>> Start

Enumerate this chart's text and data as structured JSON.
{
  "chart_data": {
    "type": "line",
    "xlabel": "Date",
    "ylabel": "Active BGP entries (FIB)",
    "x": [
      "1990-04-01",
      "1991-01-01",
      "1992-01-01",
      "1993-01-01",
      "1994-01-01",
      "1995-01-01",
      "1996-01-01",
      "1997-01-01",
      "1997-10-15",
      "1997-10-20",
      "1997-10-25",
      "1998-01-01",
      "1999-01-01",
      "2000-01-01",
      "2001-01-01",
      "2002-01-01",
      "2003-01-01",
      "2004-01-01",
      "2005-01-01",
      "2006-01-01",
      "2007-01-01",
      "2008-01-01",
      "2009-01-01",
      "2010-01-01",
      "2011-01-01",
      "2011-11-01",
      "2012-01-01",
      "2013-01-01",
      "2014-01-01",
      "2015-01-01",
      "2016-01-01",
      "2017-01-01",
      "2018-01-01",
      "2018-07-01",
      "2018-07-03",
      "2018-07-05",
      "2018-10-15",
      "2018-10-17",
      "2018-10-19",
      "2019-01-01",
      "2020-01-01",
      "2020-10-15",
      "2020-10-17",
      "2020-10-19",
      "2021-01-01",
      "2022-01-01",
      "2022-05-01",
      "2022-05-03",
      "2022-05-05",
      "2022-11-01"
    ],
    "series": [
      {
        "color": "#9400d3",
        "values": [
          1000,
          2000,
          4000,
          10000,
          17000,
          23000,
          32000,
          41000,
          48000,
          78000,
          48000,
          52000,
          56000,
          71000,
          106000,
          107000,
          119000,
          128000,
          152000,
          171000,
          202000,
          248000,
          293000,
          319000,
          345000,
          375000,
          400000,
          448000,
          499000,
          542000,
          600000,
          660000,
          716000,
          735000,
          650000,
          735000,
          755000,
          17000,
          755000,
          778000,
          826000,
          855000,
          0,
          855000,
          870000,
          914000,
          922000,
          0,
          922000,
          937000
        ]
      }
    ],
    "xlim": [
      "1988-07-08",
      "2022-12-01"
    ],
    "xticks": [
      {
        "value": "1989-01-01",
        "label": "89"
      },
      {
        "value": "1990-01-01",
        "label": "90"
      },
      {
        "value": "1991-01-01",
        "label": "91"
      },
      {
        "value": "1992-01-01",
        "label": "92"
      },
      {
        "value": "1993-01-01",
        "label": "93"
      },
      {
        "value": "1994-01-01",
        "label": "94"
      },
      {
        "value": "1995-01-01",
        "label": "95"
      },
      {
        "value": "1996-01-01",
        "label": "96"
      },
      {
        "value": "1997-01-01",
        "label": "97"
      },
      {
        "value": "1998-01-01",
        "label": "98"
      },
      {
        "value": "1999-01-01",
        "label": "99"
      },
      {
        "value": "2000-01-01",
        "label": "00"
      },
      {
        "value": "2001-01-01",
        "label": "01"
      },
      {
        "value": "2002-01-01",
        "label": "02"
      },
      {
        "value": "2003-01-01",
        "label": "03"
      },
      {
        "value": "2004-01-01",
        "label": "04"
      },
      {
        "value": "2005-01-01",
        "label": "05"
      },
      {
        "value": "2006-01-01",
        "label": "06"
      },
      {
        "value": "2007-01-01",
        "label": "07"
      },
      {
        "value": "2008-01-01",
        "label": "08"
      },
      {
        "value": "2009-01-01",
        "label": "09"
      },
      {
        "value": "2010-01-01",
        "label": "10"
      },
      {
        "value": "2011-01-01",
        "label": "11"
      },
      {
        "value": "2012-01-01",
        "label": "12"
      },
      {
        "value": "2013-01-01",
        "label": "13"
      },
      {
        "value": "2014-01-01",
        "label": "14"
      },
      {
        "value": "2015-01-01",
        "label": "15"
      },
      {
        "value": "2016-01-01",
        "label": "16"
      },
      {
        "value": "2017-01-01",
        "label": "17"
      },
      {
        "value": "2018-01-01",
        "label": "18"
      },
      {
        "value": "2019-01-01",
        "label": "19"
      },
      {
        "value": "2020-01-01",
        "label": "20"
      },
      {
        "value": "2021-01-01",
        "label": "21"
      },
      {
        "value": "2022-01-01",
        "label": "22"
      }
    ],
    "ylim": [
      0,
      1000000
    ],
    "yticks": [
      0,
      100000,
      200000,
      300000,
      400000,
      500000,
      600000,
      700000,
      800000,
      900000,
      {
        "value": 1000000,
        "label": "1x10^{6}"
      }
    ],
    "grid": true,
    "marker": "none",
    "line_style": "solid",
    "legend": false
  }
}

>> End

[Exercise goal] Each entry must be reproduced verbatim.

[Expected answer]
Enumerate this chart's text and data as structured JSON.
{
  "chart_data": {
    "type": "line",
    "xlabel": "Date",
    "ylabel": "Active BGP entries (FIB)",
    "x": [
      "1990-04-01",
      "1991-01-01",
      "1992-01-01",
      "1993-01-01",
      "1994-01-01",
      "1995-01-01",
      "1996-01-01",
      "1997-01-01",
      "1997-10-15",
      "1997-10-20",
      "1997-10-25",
      "1998-01-01",
      "1999-01-01",
      "2000-01-01",
      "2001-01-01",
      "2002-01-01",
      "2003-01-01",
      "2004-01-01",
      "2005-01-01",
      "2006-01-01",
      "2007-01-01",
      "2008-01-01",
      "2009-01-01",
      "2010-01-01",
      "2011-01-01",
      "2011-11-01",
      "2012-01-01",
      "2013-01-01",
      "2014-01-01",
      "2015-01-01",
      "2016-01-01",
      "2017-01-01",
      "2018-01-01",
      "2018-07-01",
      "2018-07-03",
      "2018-07-05",
      "2018-10-15",
      "2018-10-17",
      "2018-10-19",
      "2019-01-01",
      "2020-01-01",
      "2020-10-15",
      "2020-10-17",
      "2020-10-19",
      "2021-01-01",
      "2022-01-01",
      "2022-05-01",
      "2022-05-03",
      "2022-05-05",
      "2022-11-01"
    ],
    "series": [
      {
        "color": "#9400d3",
        "values": [
          1000,
          2000,
          4000,
          10000,
          17000,
          23000,
          32000,
          41000,
          48000,
          78000,
          48000,
          52000,
          56000,
          71000,
          106000,
          107000,
          119000,
          128000,
          152000,
          171000,
          202000,
          248000,
          293000,
          319000,
          345000,
          375000,
          400000,
          448000,
          499000,
          542000,
          600000,
          660000,
          716000,
          735000,
          650000,
          735000,
          755000,
          17000,
          755000,
          778000,
          826000,
          855000,
          0,
          855000,
          870000,
          914000,
          922000,
          0,
          922000,
          937000
        ]
      }
    ],
    "xlim": [
      "1988-07-08",
      "2022-12-01"
    ],
    "xticks": [
      {
        "value": "1989-01-01",
        "label": "89"
      },
      {
        "value": "1990-01-01",
        "label": "90"
      },
      {
        "value": "1991-01-01",
        "label": "91"
      },
      {
        "value": "1992-01-01",
        "label": "92"
      },
      {
        "value": "1993-01-01",
        "label": "93"
      },
      {
        "value": "1994-01-01",
        "label": "94"
      },
      {
        "value": "1995-01-01",
        "label": "95"
      },
      {
        "value": "1996-01-01",
        "label": "96"
      },
      {
        "value": "1997-01-01",
        "label": "97"
      },
      {
        "value": "1998-01-01",
        "label": "98"
      },
      {
        "value": "1999-01-01",
        "label": "99"
      },
      {
        "value": "2000-01-01",
        "label": "00"
      },
      {
        "value": "2001-01-01",
        "label": "01"
      },
      {
        "value": "2002-01-01",
        "label": "02"
      },
      {
        "value": "2003-01-01",
        "label": "03"
      },
      {
        "value": "2004-01-01",
        "label": "04"
      },
      {
        "value": "2005-01-01",
        "label": "05"
      },
      {
        "value": "2006-01-01",
        "label": "06"
      },
      {
        "value": "2007-01-01",
        "label": "07"
      },
      {
        "value": "2008-01-01",
        "label": "08"
      },
      {
        "value": "2009-01-01",
        "label": "09"
      },
      {
        "value": "2010-01-01",
        "label": "10"
      },
      {
        "value": "2011-01-01",
        "label": "11"
      },
      {
        "value": "2012-01-01",
        "label": "12"
      },
      {
        "value": "2013-01-01",
        "label": "13"
      },
      {
        "value": "2014-01-01",
        "label": "14"
      },
      {
        "value": "2015-01-01",
        "label": "15"
      },
      {
        "value": "2016-01-01",
        "label": "16"
      },
      {
        "value": "2017-01-01",
        "label": "17"
      },
      {
        "value": "2018-01-01",
        "label": "18"
      },
      {
        "value": "2019-01-01",
        "label": "19"
      },
      {
        "value": "2020-01-01",
        "label": "20"
      },
      {
        "value": "2021-01-01",
        "label": "21"
      },
      {
        "value": "2022-01-01",
        "label": "22"
      }
    ],
    "ylim": [
      0,
      1000000
    ],
    "yticks": [
      0,
      100000,
      200000,
      300000,
      400000,
      500000,
      600000,
      700000,
      800000,
      900000,
      {
        "value": 1000000,
        "label": "1x10^{6}"
      }
    ],
    "grid": true,
    "marker": "none",
    "line_style": "solid",
    "legend": false
  }
}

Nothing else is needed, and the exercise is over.